Repeat the listing exactly as given, omitting every image.

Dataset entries
>> start
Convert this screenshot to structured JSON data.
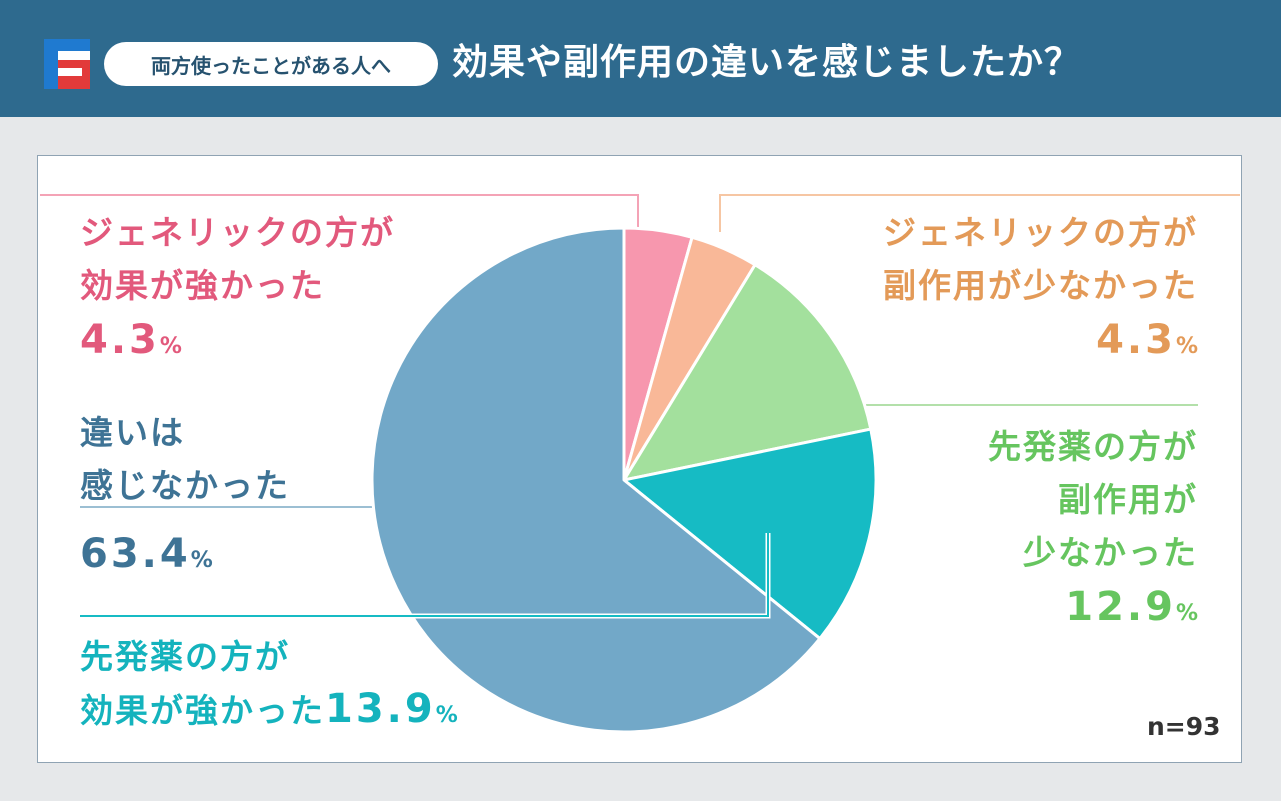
{
  "header": {
    "tag": "両方使ったことがある人へ",
    "title": "効果や副作用の違いを感じましたか？"
  },
  "colors": {
    "header_bg": "#2e6a8e",
    "logo_blue": "#1f7ad0",
    "logo_red": "#e23a3a"
  },
  "chart_data": {
    "type": "pie",
    "start_angle_deg": 0,
    "direction": "clockwise",
    "slices": [
      {
        "label_lines": [
          "ジェネリックの方が",
          "効果が強かった"
        ],
        "value": 4.3,
        "value_text": "4.3",
        "color": "#f797ae",
        "text_color": "#e2597c"
      },
      {
        "label_lines": [
          "ジェネリックの方が",
          "副作用が少なかった"
        ],
        "value": 4.3,
        "value_text": "4.3",
        "color": "#f9b898",
        "text_color": "#e39a58"
      },
      {
        "label_lines": [
          "先発薬の方が",
          "副作用が",
          "少なかった"
        ],
        "value": 12.9,
        "value_text": "12.9",
        "color": "#a3e09d",
        "text_color": "#66c55f"
      },
      {
        "label_lines": [
          "先発薬の方が",
          "効果が強かった"
        ],
        "value": 13.9,
        "value_text": "13.9",
        "color": "#16bbc4",
        "text_color": "#14b3bd"
      },
      {
        "label_lines": [
          "違いは",
          "感じなかった"
        ],
        "value": 63.4,
        "value_text": "63.4",
        "color": "#72a8c8",
        "text_color": "#3e7395"
      }
    ],
    "percent_symbol": "%",
    "n_text": "n=93"
  }
}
>> end
[ANSWER FOR THE TASK]
Convert this screenshot to structured JSON data.
{
  "header": {
    "tag": "両方使ったことがある人へ",
    "title": "効果や副作用の違いを感じましたか？"
  },
  "colors": {
    "header_bg": "#2e6a8e",
    "logo_blue": "#1f7ad0",
    "logo_red": "#e23a3a"
  },
  "chart_data": {
    "type": "pie",
    "start_angle_deg": 0,
    "direction": "clockwise",
    "slices": [
      {
        "label_lines": [
          "ジェネリックの方が",
          "効果が強かった"
        ],
        "value": 4.3,
        "value_text": "4.3",
        "color": "#f797ae",
        "text_color": "#e2597c"
      },
      {
        "label_lines": [
          "ジェネリックの方が",
          "副作用が少なかった"
        ],
        "value": 4.3,
        "value_text": "4.3",
        "color": "#f9b898",
        "text_color": "#e39a58"
      },
      {
        "label_lines": [
          "先発薬の方が",
          "副作用が",
          "少なかった"
        ],
        "value": 12.9,
        "value_text": "12.9",
        "color": "#a3e09d",
        "text_color": "#66c55f"
      },
      {
        "label_lines": [
          "先発薬の方が",
          "効果が強かった"
        ],
        "value": 13.9,
        "value_text": "13.9",
        "color": "#16bbc4",
        "text_color": "#14b3bd"
      },
      {
        "label_lines": [
          "違いは",
          "感じなかった"
        ],
        "value": 63.4,
        "value_text": "63.4",
        "color": "#72a8c8",
        "text_color": "#3e7395"
      }
    ],
    "percent_symbol": "%",
    "n_text": "n=93"
  }
}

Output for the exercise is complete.